++++ Data shown

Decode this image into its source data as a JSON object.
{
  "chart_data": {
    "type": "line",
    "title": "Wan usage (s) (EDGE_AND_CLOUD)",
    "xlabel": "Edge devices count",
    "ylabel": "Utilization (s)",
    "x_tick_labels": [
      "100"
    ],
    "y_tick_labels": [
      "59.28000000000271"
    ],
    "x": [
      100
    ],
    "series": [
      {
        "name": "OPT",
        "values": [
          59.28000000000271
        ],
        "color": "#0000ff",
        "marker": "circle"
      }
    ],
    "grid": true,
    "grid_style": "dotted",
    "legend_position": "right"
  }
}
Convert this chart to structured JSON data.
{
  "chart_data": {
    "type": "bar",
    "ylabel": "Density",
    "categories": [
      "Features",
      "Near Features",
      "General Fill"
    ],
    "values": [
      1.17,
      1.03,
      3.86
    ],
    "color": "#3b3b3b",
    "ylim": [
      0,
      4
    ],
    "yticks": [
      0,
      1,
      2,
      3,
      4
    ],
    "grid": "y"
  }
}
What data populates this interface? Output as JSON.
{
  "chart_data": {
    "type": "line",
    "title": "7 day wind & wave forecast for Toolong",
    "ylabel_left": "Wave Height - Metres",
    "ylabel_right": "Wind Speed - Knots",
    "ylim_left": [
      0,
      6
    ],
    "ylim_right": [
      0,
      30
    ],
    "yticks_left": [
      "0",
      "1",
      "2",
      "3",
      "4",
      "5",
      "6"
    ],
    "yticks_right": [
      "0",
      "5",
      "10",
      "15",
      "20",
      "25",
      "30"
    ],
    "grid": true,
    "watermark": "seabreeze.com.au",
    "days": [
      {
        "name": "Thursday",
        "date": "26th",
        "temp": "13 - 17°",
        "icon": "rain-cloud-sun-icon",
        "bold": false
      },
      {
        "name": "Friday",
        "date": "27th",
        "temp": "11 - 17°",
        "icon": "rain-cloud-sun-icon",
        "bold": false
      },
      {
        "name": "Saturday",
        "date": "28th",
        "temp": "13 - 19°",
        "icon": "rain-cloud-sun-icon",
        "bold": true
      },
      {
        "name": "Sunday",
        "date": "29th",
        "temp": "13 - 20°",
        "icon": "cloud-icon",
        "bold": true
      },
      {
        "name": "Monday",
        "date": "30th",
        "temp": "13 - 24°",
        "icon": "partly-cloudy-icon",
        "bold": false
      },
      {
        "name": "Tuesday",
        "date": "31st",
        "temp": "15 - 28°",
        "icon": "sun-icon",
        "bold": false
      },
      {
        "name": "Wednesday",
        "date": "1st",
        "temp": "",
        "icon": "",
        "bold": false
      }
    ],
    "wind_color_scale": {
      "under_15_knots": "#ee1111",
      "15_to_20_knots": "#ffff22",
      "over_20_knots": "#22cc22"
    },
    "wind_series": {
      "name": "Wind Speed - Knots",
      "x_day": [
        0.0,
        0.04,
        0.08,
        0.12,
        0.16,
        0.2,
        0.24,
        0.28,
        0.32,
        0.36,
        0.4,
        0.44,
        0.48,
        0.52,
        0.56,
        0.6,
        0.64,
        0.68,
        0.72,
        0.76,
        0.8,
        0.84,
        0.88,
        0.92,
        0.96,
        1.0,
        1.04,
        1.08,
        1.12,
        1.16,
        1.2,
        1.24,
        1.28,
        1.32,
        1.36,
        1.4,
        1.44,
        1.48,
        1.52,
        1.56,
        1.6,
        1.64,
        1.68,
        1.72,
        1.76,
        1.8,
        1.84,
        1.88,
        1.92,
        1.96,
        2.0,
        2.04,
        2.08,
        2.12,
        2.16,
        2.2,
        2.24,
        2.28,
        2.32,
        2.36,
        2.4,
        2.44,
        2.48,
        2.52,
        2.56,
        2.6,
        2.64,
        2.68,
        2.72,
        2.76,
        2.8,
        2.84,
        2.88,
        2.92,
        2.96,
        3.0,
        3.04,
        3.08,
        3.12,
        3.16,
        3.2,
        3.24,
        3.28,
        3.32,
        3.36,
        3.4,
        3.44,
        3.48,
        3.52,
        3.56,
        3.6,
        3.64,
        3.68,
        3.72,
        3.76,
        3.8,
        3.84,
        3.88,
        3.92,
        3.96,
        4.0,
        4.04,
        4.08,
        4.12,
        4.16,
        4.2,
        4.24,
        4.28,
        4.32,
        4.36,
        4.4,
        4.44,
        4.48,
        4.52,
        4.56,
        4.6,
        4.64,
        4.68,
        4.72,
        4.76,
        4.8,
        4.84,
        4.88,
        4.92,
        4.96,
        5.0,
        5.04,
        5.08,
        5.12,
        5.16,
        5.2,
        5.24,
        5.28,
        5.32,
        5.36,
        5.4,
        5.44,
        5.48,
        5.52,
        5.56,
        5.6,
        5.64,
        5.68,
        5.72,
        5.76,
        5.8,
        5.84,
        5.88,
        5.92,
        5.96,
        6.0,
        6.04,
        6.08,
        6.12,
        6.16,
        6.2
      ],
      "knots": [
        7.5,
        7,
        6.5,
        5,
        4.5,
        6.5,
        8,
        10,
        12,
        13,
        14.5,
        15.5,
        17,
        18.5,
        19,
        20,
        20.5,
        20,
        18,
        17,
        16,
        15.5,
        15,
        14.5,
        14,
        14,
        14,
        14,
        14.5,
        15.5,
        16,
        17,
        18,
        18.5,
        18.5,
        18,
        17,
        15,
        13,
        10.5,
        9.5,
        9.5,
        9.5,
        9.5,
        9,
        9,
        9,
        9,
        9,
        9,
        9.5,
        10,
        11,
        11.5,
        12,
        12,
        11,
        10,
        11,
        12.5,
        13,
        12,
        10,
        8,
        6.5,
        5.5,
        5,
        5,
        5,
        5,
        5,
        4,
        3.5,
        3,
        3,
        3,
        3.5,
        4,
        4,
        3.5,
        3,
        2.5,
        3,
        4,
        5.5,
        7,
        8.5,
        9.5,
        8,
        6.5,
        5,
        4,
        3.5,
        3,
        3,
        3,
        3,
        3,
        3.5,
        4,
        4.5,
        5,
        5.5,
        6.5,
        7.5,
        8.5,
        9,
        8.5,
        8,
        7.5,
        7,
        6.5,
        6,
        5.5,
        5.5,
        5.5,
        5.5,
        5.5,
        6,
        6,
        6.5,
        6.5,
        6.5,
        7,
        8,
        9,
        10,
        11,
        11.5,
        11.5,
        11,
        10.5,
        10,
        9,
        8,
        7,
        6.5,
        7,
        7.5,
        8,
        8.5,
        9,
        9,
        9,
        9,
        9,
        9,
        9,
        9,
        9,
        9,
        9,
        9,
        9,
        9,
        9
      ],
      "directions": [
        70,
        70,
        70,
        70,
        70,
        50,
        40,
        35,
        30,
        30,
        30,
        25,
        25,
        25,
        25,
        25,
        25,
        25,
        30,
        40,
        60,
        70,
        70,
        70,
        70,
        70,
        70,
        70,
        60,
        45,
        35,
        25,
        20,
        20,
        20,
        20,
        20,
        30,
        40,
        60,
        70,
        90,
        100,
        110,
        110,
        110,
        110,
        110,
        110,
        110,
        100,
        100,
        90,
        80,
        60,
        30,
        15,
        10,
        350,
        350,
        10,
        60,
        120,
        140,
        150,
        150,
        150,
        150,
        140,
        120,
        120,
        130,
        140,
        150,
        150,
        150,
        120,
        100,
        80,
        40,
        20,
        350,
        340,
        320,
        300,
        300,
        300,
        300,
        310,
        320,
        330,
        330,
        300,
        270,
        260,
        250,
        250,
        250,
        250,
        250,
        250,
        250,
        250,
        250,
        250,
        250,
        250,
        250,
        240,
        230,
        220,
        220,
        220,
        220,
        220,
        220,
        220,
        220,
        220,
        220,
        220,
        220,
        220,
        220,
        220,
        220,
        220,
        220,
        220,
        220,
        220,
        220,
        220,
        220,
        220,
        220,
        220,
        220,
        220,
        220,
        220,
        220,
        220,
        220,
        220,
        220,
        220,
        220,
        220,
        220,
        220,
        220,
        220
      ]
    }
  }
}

++++++++

-- Requirements --
Reply with only the number of lines in the entries that contain the word "temp".

-- Task output --
7